* [Aim]:
Copy out each line that has "через" in it.

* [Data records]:
———

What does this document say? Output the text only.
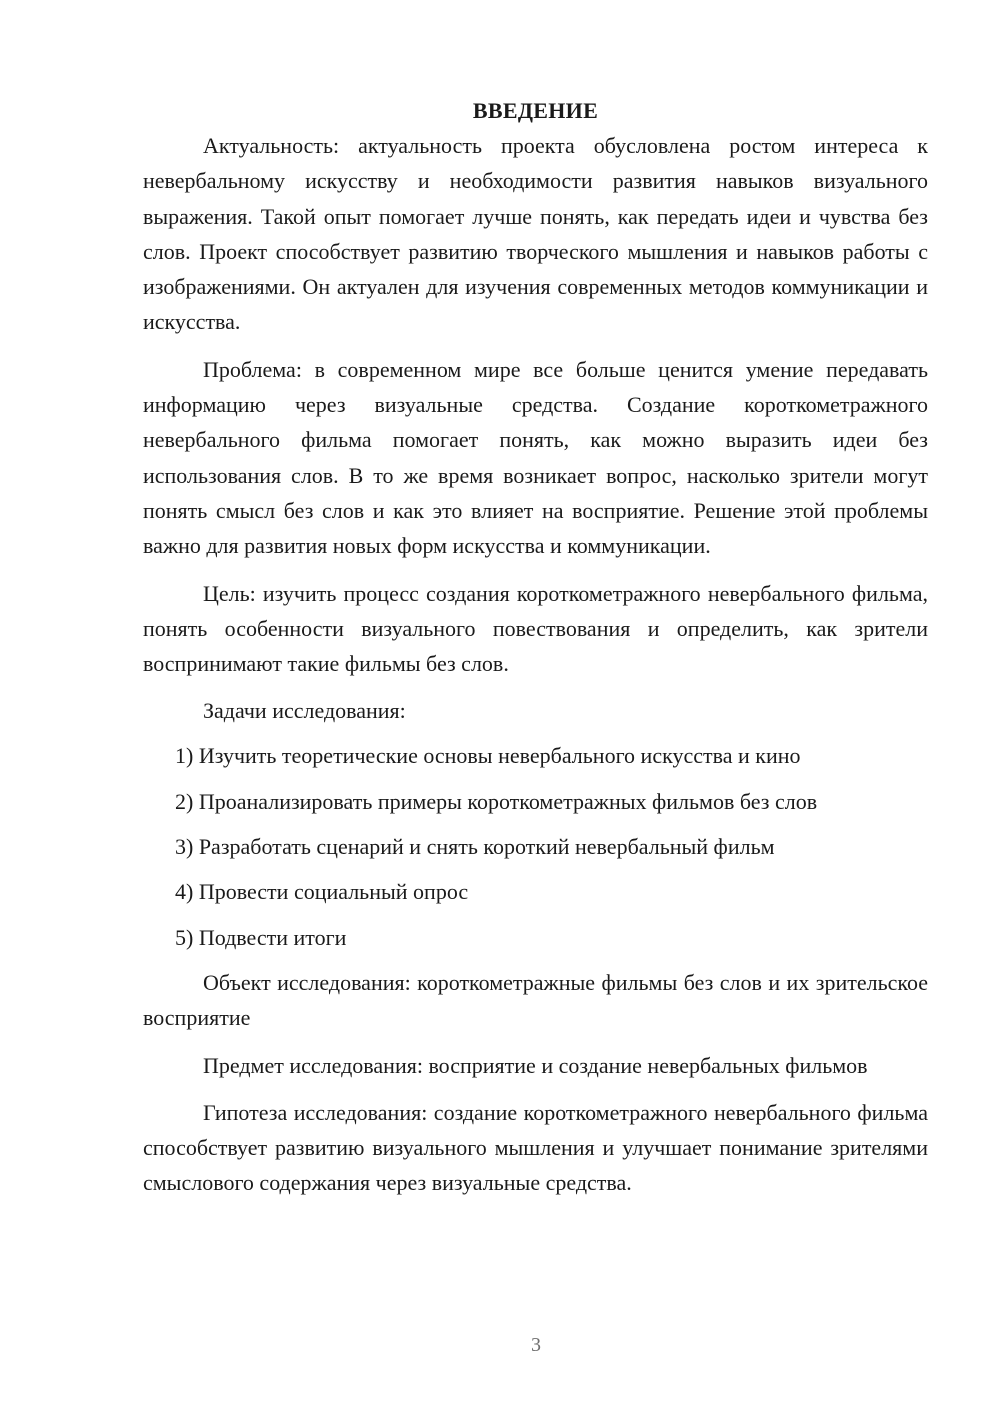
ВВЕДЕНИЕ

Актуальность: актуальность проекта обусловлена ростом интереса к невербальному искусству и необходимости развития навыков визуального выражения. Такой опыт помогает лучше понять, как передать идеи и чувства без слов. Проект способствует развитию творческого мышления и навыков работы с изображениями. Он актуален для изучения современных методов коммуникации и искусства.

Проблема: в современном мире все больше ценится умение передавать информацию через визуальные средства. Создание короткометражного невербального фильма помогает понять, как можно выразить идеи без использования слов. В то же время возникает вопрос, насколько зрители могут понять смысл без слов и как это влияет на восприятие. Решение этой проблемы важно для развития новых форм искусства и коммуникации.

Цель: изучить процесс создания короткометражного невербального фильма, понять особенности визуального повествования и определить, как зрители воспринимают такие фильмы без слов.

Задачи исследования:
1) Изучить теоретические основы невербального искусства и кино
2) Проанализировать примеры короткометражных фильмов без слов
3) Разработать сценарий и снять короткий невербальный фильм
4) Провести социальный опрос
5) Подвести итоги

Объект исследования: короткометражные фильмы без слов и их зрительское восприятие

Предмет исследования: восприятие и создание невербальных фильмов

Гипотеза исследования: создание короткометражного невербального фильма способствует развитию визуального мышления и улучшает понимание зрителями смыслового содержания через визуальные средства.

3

———

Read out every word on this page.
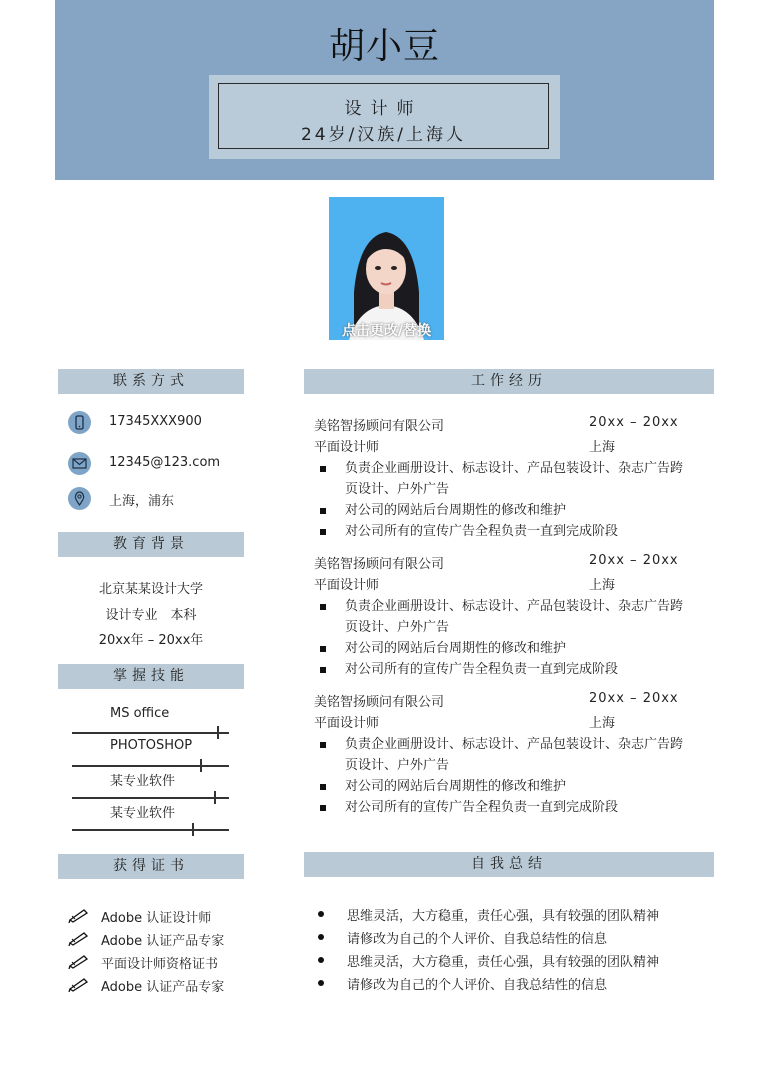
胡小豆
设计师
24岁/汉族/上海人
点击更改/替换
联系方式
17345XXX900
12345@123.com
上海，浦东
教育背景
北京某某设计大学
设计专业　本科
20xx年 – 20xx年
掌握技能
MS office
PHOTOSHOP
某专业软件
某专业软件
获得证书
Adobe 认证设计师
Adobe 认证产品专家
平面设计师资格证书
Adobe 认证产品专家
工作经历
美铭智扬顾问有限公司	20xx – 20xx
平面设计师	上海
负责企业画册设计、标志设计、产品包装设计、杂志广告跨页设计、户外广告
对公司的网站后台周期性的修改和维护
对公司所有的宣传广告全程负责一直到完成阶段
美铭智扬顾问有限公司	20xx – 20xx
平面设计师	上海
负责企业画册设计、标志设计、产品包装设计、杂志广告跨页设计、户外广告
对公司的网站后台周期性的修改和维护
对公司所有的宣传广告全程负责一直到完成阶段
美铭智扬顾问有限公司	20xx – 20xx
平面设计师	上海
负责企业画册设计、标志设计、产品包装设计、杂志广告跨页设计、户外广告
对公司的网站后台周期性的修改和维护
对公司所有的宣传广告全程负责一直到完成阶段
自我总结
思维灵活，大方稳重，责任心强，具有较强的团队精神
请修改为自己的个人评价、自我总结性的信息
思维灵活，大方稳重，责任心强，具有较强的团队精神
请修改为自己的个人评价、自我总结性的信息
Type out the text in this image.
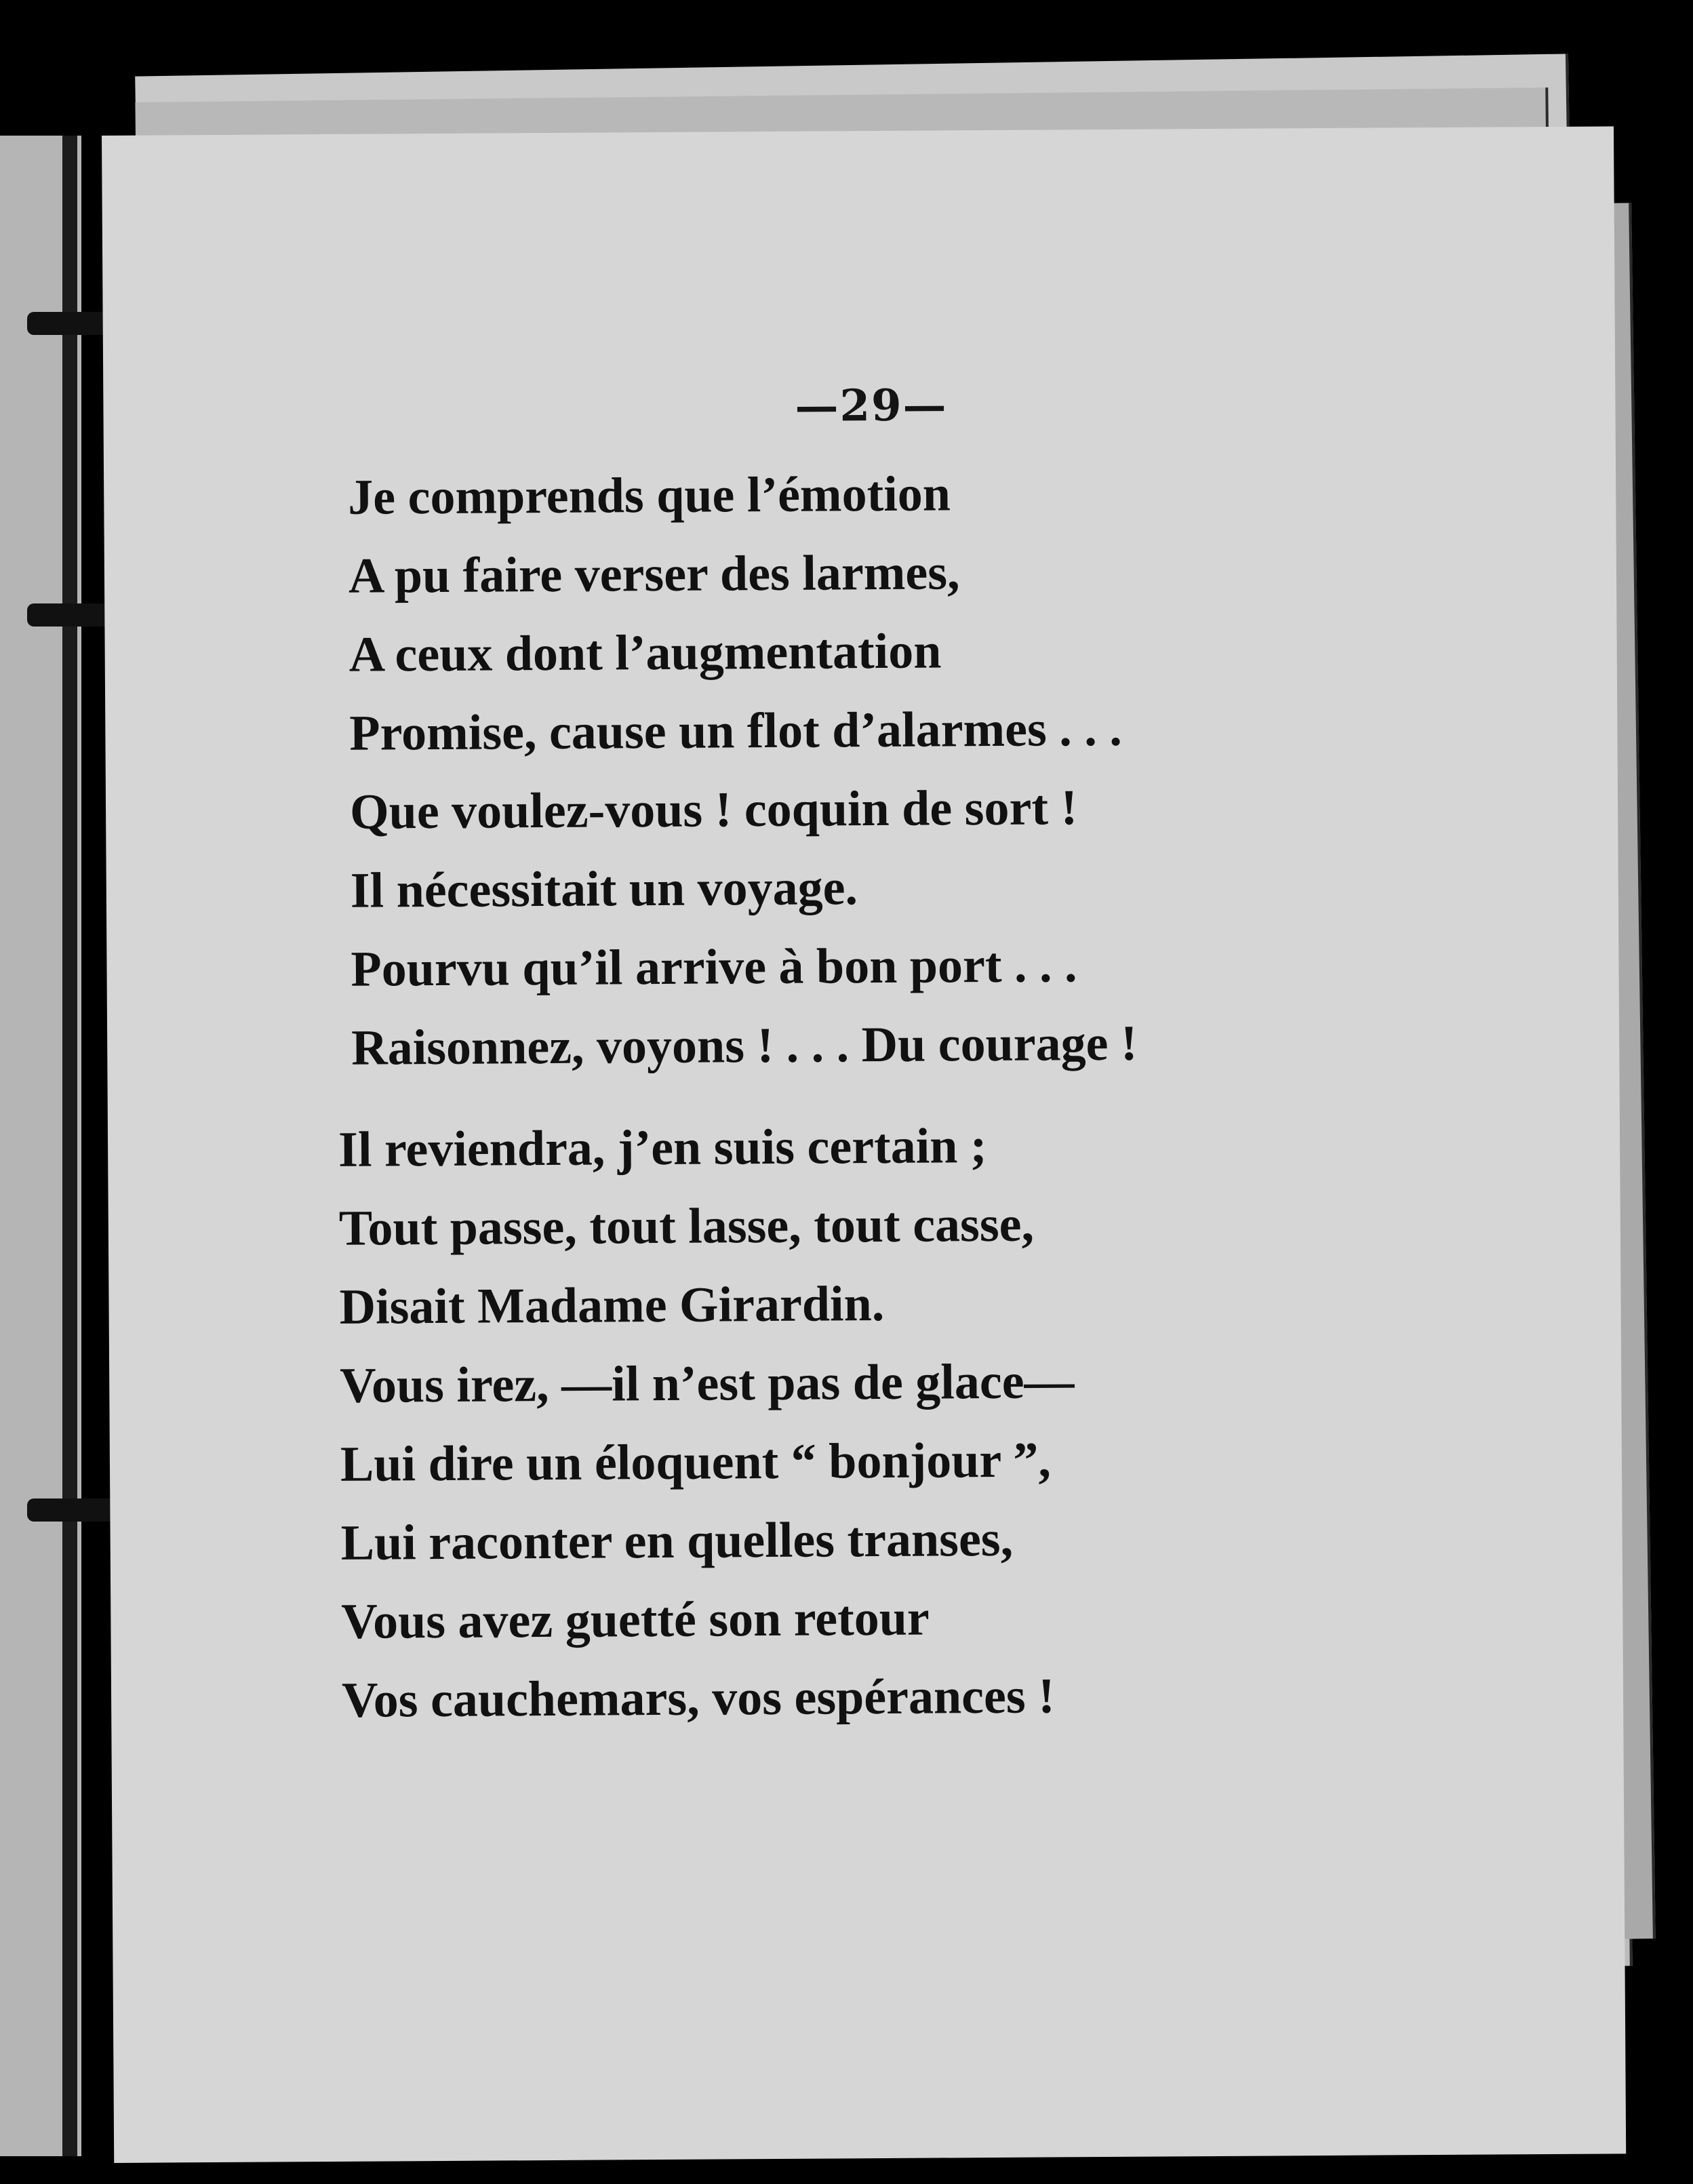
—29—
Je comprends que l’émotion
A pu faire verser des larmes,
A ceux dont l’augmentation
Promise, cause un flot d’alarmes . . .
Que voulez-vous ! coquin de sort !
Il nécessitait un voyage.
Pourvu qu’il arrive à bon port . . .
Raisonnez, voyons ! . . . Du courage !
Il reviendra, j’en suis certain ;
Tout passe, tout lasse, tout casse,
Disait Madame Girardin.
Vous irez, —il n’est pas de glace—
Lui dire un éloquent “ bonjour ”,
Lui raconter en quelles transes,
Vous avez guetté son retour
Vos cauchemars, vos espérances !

———

* [Task result]:
Проблема: в современном мире все больше ценится умение передавать информацию через визуальные средства. Создание короткометражного невербального фильма помогает понять, как можно выразить идеи без использования слов. В то же время возникает вопрос, насколько зрители могут понять смысл без слов и как это влияет на восприятие. Решение этой проблемы важно для развития новых форм искусства и коммуникации.
Гипотеза исследования: создание короткометражного невербального фильма способствует развитию визуального мышления и улучшает понимание зрителями смыслового содержания через визуальные средства.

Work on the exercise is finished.